■ **WHAT IS EXPECTED**
All of the lines below are to be transcribed faithfully, with pictures excluded from the copy.

[Figure content listings]

______________________________

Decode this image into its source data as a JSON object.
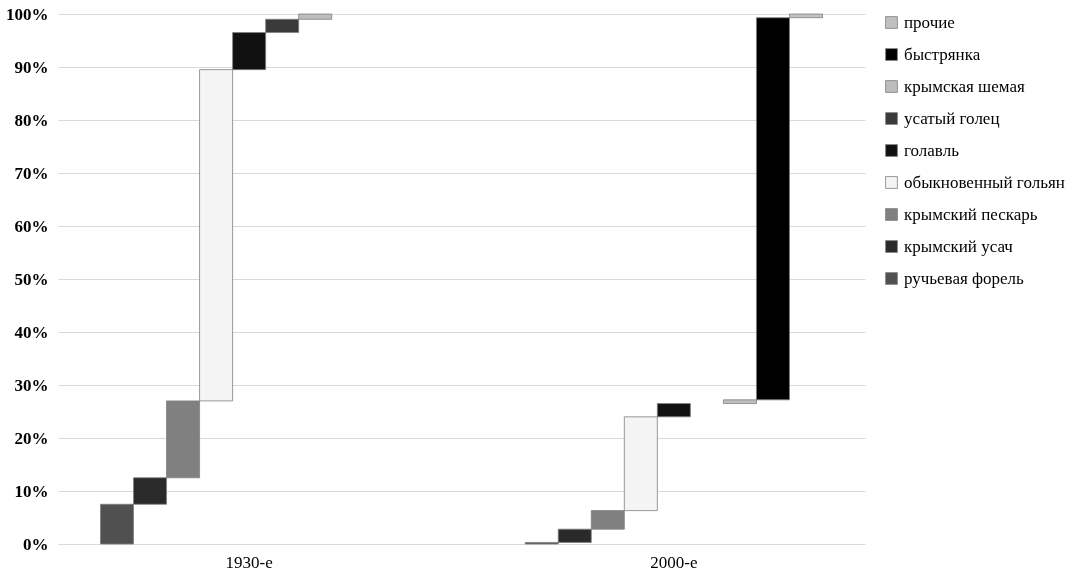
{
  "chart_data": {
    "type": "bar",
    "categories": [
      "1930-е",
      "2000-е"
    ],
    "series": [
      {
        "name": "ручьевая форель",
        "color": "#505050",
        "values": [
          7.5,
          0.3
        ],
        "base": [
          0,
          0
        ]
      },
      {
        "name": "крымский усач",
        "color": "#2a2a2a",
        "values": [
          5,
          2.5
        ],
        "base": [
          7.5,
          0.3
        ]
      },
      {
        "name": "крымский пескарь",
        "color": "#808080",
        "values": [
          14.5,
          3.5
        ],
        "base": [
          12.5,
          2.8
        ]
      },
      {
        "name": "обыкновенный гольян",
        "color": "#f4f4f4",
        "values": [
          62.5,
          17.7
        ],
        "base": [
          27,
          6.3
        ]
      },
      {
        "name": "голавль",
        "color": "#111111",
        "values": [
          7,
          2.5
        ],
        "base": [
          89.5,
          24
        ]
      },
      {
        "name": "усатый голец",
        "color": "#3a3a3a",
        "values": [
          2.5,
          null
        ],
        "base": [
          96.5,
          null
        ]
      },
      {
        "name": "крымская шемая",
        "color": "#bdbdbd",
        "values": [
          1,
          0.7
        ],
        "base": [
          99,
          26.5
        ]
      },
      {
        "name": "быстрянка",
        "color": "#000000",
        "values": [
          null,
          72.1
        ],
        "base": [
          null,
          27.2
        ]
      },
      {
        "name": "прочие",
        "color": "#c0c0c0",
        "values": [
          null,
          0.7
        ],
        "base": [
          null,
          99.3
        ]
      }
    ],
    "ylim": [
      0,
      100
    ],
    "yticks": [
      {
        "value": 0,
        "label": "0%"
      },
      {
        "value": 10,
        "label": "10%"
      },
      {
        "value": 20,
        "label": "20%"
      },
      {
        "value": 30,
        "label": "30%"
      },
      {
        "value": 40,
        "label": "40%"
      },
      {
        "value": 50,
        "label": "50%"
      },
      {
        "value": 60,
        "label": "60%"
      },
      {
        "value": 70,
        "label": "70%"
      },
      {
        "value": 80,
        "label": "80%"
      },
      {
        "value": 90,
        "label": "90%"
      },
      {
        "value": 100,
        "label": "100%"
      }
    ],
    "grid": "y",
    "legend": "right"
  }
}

______________________________

■ **SOLUTION**
Decode this image into its source data as a JSON object.
{
  "chart_data": {
    "type": "bar",
    "categories": [
      "1930-е",
      "2000-е"
    ],
    "series": [
      {
        "name": "ручьевая форель",
        "color": "#505050",
        "values": [
          7.5,
          0.3
        ],
        "base": [
          0,
          0
        ]
      },
      {
        "name": "крымский усач",
        "color": "#2a2a2a",
        "values": [
          5,
          2.5
        ],
        "base": [
          7.5,
          0.3
        ]
      },
      {
        "name": "крымский пескарь",
        "color": "#808080",
        "values": [
          14.5,
          3.5
        ],
        "base": [
          12.5,
          2.8
        ]
      },
      {
        "name": "обыкновенный гольян",
        "color": "#f4f4f4",
        "values": [
          62.5,
          17.7
        ],
        "base": [
          27,
          6.3
        ]
      },
      {
        "name": "голавль",
        "color": "#111111",
        "values": [
          7,
          2.5
        ],
        "base": [
          89.5,
          24
        ]
      },
      {
        "name": "усатый голец",
        "color": "#3a3a3a",
        "values": [
          2.5,
          null
        ],
        "base": [
          96.5,
          null
        ]
      },
      {
        "name": "крымская шемая",
        "color": "#bdbdbd",
        "values": [
          1,
          0.7
        ],
        "base": [
          99,
          26.5
        ]
      },
      {
        "name": "быстрянка",
        "color": "#000000",
        "values": [
          null,
          72.1
        ],
        "base": [
          null,
          27.2
        ]
      },
      {
        "name": "прочие",
        "color": "#c0c0c0",
        "values": [
          null,
          0.7
        ],
        "base": [
          null,
          99.3
        ]
      }
    ],
    "ylim": [
      0,
      100
    ],
    "yticks": [
      {
        "value": 0,
        "label": "0%"
      },
      {
        "value": 10,
        "label": "10%"
      },
      {
        "value": 20,
        "label": "20%"
      },
      {
        "value": 30,
        "label": "30%"
      },
      {
        "value": 40,
        "label": "40%"
      },
      {
        "value": 50,
        "label": "50%"
      },
      {
        "value": 60,
        "label": "60%"
      },
      {
        "value": 70,
        "label": "70%"
      },
      {
        "value": 80,
        "label": "80%"
      },
      {
        "value": 90,
        "label": "90%"
      },
      {
        "value": 100,
        "label": "100%"
      }
    ],
    "grid": "y",
    "legend": "right"
  }
}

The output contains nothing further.